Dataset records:
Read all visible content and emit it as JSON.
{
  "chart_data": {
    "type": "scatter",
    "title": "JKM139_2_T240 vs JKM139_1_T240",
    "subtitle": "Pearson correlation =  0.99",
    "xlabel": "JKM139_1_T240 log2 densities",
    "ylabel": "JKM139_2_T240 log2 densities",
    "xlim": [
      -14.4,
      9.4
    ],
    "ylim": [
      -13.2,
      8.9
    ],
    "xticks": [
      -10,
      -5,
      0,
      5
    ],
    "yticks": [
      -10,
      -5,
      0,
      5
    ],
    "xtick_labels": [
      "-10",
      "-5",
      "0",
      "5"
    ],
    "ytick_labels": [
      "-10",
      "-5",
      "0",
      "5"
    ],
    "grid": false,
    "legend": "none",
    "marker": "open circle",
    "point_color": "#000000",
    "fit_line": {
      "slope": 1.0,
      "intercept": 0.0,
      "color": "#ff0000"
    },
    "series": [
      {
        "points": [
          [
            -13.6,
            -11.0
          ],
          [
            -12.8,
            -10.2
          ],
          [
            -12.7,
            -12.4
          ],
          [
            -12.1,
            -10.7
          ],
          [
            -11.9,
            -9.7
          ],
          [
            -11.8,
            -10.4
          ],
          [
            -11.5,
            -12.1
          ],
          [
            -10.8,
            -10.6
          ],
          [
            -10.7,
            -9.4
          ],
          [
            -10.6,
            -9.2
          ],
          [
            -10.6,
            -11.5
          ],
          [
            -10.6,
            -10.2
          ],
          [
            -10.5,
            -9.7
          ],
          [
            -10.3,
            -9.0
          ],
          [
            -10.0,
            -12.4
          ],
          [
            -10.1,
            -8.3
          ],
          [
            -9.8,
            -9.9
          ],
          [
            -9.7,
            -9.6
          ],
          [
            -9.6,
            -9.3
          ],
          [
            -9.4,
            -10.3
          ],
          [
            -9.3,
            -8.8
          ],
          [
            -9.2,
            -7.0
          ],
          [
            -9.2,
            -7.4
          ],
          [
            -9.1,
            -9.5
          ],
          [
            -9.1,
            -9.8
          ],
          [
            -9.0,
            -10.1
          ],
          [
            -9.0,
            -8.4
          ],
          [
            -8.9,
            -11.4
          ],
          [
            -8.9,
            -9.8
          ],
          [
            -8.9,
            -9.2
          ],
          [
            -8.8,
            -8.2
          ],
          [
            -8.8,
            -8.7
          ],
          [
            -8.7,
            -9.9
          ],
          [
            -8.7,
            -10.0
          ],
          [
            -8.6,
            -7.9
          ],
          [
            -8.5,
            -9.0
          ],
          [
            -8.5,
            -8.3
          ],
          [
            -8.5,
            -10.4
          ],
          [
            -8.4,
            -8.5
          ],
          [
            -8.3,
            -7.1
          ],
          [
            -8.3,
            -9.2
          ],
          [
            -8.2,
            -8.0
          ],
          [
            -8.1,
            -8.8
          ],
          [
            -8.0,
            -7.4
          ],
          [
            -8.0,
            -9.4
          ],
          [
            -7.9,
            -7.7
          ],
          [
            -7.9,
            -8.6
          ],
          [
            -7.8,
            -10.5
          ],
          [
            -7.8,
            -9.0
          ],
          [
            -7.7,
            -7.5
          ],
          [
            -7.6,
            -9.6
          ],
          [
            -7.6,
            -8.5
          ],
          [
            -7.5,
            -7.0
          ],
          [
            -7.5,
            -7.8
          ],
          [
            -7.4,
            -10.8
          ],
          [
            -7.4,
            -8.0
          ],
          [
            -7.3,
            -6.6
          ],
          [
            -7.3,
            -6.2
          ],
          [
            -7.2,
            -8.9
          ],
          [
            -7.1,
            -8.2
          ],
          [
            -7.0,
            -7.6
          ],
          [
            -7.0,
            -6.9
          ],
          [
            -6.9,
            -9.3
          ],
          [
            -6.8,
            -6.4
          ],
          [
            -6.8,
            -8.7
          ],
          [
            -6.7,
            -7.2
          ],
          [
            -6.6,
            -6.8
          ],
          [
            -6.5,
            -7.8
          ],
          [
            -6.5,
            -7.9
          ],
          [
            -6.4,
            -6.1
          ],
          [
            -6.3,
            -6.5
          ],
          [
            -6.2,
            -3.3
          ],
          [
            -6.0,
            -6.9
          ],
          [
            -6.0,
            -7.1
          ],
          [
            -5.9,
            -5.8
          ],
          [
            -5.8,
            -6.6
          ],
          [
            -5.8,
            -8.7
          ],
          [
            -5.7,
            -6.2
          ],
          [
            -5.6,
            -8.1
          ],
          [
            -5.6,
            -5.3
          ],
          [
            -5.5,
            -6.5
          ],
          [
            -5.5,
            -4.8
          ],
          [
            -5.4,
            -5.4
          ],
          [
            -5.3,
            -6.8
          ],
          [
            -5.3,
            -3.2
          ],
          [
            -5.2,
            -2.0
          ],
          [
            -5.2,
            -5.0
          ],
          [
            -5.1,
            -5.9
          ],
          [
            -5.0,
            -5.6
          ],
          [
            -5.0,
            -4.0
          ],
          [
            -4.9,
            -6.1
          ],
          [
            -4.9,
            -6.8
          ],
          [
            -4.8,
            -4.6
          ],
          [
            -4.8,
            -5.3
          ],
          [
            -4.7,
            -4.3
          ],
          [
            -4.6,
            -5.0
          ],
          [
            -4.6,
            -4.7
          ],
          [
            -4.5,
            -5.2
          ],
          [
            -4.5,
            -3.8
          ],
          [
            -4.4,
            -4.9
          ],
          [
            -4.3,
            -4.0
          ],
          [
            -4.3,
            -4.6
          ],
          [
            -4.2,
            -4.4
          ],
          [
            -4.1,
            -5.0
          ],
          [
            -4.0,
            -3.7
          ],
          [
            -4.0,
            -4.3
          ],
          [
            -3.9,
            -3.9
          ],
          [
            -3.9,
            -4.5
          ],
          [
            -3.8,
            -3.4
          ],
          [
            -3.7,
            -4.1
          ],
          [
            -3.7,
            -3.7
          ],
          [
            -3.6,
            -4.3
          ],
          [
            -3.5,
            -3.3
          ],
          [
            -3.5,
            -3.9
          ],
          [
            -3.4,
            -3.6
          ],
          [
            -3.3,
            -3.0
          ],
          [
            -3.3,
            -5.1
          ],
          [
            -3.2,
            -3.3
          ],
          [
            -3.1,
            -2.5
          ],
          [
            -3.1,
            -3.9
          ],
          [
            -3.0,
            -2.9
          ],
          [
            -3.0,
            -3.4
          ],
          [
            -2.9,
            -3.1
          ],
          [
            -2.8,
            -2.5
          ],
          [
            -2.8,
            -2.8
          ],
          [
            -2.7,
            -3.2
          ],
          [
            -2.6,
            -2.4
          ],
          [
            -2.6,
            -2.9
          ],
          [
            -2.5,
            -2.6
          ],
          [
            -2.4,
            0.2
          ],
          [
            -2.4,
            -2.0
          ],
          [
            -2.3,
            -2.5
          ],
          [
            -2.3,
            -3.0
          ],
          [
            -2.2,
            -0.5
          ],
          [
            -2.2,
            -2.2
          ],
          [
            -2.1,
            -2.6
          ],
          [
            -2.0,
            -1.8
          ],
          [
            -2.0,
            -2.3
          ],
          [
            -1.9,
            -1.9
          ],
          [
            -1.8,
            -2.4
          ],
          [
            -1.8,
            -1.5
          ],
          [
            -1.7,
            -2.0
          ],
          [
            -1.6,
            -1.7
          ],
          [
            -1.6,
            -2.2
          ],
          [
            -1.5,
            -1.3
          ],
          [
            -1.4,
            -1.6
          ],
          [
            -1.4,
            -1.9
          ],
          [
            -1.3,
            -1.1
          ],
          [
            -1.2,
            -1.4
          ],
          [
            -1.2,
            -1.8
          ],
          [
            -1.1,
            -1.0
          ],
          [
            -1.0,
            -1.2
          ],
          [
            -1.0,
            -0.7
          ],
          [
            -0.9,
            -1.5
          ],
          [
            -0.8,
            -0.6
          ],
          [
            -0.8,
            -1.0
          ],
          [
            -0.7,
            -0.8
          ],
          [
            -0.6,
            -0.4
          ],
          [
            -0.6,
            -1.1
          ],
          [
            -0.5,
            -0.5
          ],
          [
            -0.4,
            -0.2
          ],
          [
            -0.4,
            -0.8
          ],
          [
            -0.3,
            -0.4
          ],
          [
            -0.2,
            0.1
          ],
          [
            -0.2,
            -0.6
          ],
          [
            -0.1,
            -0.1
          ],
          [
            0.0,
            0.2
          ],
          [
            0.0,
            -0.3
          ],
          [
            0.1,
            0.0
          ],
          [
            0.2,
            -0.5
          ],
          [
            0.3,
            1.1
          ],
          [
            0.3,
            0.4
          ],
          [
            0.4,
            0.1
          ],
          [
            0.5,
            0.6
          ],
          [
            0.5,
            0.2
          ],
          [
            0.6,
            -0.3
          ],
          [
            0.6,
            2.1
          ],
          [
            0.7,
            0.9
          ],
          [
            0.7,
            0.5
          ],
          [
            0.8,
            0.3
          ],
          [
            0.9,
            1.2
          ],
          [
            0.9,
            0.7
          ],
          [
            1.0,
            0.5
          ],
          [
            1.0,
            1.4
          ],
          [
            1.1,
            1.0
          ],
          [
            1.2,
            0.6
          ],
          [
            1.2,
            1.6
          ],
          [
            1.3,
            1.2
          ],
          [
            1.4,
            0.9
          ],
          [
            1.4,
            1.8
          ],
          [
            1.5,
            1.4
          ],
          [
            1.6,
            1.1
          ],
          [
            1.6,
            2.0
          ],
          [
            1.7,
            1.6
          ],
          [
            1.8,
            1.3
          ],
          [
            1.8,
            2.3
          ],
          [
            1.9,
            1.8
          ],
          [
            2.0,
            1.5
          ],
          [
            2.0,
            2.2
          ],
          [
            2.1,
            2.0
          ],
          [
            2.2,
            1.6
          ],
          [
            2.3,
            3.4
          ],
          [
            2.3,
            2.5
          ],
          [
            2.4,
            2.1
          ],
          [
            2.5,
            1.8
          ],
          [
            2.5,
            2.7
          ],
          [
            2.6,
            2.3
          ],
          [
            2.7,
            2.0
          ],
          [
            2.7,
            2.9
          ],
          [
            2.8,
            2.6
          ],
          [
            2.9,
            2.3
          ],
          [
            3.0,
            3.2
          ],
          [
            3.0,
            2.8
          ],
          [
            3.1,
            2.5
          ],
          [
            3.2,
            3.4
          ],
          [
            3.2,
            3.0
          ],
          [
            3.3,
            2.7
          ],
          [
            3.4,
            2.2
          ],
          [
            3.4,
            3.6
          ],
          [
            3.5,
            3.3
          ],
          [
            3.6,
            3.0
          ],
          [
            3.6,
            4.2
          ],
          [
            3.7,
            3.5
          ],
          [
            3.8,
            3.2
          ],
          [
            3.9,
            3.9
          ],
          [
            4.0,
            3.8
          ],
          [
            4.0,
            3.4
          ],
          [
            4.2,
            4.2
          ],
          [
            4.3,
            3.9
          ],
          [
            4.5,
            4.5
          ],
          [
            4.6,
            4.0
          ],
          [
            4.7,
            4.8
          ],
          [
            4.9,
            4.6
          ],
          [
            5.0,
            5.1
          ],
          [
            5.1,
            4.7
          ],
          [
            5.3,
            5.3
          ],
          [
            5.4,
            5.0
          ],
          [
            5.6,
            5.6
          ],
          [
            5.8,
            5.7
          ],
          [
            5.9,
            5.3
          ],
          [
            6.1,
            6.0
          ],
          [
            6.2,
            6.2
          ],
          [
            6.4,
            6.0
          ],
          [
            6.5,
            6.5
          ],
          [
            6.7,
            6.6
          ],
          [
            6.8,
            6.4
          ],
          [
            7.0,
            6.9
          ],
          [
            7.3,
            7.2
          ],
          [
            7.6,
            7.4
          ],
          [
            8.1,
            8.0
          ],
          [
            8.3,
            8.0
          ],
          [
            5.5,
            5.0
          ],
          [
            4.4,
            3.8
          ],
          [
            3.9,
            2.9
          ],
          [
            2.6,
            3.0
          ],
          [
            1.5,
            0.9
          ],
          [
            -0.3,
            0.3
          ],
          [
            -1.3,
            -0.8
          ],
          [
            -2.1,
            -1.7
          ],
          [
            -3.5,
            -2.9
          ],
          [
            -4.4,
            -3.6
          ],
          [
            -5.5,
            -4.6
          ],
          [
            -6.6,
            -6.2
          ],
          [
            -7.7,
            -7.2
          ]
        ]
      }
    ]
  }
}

Task directions: Gather every line from the listing above in which the word "densities" appears.

Result:
    "xlabel": "JKM139_1_T240 log2 densities",
    "ylabel": "JKM139_2_T240 log2 densities",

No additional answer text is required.